REQUIRED TASK:
Keep only the lines that hold the string "screenshot", filtering out the rest of the entries below.

***** MATERIAL SUPPLIED *****

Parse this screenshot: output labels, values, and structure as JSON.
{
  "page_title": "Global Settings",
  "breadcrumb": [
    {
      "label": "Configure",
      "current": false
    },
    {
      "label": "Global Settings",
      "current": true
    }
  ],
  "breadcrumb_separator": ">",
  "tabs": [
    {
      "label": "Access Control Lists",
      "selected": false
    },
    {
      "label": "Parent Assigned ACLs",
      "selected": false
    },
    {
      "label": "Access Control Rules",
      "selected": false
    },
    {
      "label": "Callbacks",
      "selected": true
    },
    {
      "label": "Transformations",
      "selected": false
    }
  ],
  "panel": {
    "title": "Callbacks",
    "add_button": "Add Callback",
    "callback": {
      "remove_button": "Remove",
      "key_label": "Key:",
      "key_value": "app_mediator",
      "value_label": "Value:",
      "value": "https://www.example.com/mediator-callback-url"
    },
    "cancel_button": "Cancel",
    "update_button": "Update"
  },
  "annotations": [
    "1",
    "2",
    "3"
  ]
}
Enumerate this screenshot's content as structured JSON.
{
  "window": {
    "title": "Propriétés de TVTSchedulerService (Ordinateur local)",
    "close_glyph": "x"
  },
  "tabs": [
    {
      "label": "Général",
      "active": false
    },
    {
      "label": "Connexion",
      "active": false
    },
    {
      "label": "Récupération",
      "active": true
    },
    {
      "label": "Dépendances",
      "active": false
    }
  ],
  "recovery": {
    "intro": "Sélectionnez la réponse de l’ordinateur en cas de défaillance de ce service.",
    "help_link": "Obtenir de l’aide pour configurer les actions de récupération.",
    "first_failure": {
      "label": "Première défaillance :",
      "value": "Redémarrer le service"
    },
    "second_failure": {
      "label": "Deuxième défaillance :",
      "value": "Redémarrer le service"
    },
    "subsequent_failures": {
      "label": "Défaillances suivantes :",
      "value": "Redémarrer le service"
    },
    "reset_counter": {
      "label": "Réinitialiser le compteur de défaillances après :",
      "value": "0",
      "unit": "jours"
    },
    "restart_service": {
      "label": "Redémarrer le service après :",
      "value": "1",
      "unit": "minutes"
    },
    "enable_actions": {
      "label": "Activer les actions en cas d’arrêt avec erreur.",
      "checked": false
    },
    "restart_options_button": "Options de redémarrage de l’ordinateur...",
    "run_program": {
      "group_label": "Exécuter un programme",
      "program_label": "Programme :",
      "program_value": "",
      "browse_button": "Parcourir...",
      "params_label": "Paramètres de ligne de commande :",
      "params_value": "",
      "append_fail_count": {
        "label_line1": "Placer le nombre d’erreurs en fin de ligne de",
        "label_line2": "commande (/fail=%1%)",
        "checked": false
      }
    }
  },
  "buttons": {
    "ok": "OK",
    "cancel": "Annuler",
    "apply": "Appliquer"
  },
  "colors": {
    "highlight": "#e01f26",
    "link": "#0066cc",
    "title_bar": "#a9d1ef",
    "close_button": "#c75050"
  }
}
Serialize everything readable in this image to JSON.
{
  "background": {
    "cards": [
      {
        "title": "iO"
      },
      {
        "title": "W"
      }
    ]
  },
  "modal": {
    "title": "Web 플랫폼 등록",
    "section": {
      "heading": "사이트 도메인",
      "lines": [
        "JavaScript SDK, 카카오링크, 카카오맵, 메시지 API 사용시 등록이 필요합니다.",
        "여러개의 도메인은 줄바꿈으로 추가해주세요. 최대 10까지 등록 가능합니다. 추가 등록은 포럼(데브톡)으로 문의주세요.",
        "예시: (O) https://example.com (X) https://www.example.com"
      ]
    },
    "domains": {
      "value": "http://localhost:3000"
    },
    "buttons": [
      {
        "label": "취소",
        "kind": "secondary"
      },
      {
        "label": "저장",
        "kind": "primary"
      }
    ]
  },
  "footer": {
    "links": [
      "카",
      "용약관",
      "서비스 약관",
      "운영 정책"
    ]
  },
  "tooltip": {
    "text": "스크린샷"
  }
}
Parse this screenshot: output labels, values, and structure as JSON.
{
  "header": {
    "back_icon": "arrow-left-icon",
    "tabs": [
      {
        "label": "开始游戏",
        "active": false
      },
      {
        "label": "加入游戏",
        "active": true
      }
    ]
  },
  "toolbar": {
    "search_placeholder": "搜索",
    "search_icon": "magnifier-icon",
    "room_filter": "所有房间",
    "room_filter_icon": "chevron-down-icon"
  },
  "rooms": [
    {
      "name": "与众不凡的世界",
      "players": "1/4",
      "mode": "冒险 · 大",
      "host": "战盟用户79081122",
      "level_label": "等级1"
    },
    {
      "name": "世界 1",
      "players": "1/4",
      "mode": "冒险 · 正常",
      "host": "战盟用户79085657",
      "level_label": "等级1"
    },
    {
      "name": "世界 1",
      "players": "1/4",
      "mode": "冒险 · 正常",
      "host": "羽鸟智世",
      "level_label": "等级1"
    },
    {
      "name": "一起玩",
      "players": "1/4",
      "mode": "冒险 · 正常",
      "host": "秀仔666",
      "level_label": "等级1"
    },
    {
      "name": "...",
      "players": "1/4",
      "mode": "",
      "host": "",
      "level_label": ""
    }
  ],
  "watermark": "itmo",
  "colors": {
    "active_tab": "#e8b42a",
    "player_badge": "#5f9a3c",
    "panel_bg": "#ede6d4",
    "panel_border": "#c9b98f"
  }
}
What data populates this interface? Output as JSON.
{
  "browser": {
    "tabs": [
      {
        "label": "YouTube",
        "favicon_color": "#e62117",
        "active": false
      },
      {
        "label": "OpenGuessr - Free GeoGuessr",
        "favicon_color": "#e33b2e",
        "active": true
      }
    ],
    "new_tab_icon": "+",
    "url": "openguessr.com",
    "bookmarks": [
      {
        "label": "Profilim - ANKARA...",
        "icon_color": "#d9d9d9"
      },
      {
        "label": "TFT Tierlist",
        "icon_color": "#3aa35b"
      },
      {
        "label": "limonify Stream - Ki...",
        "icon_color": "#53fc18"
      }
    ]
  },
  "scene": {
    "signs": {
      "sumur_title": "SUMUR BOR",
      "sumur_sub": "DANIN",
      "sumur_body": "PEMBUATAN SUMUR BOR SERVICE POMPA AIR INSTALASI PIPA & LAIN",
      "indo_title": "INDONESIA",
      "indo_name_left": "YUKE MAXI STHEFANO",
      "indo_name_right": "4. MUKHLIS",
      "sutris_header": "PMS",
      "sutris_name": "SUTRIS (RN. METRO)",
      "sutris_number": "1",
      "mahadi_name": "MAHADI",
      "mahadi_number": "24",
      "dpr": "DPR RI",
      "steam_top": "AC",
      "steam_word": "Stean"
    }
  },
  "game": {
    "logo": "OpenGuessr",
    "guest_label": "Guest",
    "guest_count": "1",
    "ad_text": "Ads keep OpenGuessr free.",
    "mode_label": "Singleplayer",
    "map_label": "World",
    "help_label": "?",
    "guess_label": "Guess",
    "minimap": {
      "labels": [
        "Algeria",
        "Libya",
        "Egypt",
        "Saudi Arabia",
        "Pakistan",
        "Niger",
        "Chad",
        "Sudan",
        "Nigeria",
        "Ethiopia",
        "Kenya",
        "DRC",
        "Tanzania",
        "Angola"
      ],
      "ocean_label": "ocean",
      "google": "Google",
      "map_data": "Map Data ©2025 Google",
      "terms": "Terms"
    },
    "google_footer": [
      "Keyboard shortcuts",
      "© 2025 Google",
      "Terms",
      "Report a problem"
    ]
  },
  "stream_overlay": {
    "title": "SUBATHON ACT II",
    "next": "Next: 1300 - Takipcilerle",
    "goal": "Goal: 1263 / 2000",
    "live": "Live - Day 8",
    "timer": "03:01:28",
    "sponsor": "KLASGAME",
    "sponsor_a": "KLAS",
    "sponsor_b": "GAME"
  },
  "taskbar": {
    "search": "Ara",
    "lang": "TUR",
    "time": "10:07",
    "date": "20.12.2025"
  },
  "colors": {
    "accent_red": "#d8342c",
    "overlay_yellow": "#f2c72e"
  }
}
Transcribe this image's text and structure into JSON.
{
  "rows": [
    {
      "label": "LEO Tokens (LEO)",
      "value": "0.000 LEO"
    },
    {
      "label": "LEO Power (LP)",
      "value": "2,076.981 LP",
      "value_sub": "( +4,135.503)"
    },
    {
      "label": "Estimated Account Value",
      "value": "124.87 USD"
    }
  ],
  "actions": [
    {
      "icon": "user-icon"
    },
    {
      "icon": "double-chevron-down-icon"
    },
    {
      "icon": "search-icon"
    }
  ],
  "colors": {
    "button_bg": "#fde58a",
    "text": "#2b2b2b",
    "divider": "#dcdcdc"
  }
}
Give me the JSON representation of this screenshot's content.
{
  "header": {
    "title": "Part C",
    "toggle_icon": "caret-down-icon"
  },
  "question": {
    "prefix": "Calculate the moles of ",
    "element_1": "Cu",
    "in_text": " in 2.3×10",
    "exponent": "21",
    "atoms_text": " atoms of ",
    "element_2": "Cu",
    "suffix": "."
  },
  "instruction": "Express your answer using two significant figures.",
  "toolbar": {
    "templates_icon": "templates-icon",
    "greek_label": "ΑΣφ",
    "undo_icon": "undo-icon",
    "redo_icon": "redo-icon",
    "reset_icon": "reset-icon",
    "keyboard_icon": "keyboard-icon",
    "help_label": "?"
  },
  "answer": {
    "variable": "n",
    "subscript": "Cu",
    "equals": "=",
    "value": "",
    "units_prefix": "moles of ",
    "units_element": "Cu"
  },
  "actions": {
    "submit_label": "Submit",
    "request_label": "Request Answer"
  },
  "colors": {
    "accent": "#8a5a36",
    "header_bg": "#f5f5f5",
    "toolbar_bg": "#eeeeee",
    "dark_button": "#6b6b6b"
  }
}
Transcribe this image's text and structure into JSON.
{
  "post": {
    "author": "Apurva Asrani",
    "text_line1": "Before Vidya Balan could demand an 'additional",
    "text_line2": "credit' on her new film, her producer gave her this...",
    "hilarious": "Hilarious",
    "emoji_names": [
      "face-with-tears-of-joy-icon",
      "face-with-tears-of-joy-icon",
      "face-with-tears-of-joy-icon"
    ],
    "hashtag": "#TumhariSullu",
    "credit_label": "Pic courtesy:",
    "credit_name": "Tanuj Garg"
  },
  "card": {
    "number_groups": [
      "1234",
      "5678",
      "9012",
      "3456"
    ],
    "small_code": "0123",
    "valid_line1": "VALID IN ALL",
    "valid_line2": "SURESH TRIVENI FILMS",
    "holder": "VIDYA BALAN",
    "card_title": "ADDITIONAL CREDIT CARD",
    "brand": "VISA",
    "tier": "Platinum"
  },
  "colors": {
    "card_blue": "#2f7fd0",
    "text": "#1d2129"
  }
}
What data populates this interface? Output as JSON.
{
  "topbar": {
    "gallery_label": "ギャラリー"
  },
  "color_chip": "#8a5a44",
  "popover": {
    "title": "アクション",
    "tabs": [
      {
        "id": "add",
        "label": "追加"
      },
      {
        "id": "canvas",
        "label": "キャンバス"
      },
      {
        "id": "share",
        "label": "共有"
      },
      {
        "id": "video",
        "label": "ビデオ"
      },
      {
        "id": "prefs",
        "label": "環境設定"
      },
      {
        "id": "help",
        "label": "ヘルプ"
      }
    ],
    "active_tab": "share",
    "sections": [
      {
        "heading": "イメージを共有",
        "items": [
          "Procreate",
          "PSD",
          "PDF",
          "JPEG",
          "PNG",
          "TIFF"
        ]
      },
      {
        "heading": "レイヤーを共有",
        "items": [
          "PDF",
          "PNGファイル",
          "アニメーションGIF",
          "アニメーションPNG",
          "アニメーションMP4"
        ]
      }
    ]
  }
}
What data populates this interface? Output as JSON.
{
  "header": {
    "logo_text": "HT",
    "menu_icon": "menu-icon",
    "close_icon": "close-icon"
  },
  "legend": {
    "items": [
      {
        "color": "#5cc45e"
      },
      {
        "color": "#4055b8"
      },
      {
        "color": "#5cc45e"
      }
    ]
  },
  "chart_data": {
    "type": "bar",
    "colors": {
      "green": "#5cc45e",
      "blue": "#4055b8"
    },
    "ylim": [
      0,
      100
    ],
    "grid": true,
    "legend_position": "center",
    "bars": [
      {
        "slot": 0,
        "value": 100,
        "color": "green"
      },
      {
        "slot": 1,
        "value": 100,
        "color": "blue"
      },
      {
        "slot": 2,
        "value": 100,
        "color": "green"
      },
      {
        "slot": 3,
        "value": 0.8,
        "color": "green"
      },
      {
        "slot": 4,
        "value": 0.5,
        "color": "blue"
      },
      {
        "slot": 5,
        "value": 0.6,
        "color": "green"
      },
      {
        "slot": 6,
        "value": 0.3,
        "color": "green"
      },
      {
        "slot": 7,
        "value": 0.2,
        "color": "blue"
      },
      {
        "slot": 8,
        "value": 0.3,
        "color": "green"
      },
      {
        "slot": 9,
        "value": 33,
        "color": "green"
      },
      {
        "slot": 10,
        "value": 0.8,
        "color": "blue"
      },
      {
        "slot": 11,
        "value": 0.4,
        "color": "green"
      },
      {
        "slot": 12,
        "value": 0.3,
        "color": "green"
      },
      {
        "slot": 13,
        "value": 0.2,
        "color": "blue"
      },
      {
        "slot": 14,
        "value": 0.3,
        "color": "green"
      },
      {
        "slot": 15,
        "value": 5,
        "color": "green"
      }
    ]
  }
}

*****

THE RESULT:
Parse this screenshot: output labels, values, and structure as JSON.
Enumerate this screenshot's content as structured JSON.
Parse this screenshot: output labels, values, and structure as JSON.
Give me the JSON representation of this screenshot's content.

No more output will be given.